TASK BRIEF
Give every entry again, word for word and in full.

# START OF EXERCISE DATA

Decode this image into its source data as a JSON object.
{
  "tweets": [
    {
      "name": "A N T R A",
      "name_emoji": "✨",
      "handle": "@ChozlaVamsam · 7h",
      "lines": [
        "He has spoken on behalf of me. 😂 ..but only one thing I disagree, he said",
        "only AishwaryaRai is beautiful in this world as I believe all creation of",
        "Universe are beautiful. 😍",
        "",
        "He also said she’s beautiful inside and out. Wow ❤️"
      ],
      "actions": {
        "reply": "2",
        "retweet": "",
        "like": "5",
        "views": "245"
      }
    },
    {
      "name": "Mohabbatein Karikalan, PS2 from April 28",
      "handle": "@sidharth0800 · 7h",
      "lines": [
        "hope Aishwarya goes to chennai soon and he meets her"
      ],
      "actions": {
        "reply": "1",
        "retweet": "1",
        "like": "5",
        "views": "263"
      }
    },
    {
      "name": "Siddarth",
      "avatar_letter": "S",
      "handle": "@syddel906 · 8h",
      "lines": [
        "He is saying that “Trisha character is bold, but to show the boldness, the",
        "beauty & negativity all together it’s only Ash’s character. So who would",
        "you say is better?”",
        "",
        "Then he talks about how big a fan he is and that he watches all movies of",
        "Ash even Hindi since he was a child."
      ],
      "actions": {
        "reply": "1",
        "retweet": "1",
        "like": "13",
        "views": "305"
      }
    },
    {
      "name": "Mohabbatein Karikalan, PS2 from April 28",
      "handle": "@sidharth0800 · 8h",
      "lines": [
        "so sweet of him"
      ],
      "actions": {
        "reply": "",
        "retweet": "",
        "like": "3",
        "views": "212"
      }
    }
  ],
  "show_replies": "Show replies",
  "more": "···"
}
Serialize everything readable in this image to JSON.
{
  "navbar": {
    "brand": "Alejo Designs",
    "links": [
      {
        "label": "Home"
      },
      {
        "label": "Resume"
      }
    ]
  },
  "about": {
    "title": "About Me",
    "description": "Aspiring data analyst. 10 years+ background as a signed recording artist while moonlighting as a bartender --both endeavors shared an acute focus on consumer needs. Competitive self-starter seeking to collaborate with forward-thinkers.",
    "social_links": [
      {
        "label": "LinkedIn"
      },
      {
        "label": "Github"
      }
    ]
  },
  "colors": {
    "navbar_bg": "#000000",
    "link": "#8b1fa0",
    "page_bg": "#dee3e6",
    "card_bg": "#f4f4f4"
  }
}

# END OF EXERCISE DATA

IN RESPONSE
Decode this image into its source data as a JSON object.
{
  "tweets": [
    {
      "name": "A N T R A",
      "name_emoji": "✨",
      "handle": "@ChozlaVamsam · 7h",
      "lines": [
        "He has spoken on behalf of me. 😂 ..but only one thing I disagree, he said",
        "only AishwaryaRai is beautiful in this world as I believe all creation of",
        "Universe are beautiful. 😍",
        "",
        "He also said she’s beautiful inside and out. Wow ❤️"
      ],
      "actions": {
        "reply": "2",
        "retweet": "",
        "like": "5",
        "views": "245"
      }
    },
    {
      "name": "Mohabbatein Karikalan, PS2 from April 28",
      "handle": "@sidharth0800 · 7h",
      "lines": [
        "hope Aishwarya goes to chennai soon and he meets her"
      ],
      "actions": {
        "reply": "1",
        "retweet": "1",
        "like": "5",
        "views": "263"
      }
    },
    {
      "name": "Siddarth",
      "avatar_letter": "S",
      "handle": "@syddel906 · 8h",
      "lines": [
        "He is saying that “Trisha character is bold, but to show the boldness, the",
        "beauty & negativity all together it’s only Ash’s character. So who would",
        "you say is better?”",
        "",
        "Then he talks about how big a fan he is and that he watches all movies of",
        "Ash even Hindi since he was a child."
      ],
      "actions": {
        "reply": "1",
        "retweet": "1",
        "like": "13",
        "views": "305"
      }
    },
    {
      "name": "Mohabbatein Karikalan, PS2 from April 28",
      "handle": "@sidharth0800 · 8h",
      "lines": [
        "so sweet of him"
      ],
      "actions": {
        "reply": "",
        "retweet": "",
        "like": "3",
        "views": "212"
      }
    }
  ],
  "show_replies": "Show replies",
  "more": "···"
}
Serialize everything readable in this image to JSON.
{
  "navbar": {
    "brand": "Alejo Designs",
    "links": [
      {
        "label": "Home"
      },
      {
        "label": "Resume"
      }
    ]
  },
  "about": {
    "title": "About Me",
    "description": "Aspiring data analyst. 10 years+ background as a signed recording artist while moonlighting as a bartender --both endeavors shared an acute focus on consumer needs. Competitive self-starter seeking to collaborate with forward-thinkers.",
    "social_links": [
      {
        "label": "LinkedIn"
      },
      {
        "label": "Github"
      }
    ]
  },
  "colors": {
    "navbar_bg": "#000000",
    "link": "#8b1fa0",
    "page_bg": "#dee3e6",
    "card_bg": "#f4f4f4"
  }
}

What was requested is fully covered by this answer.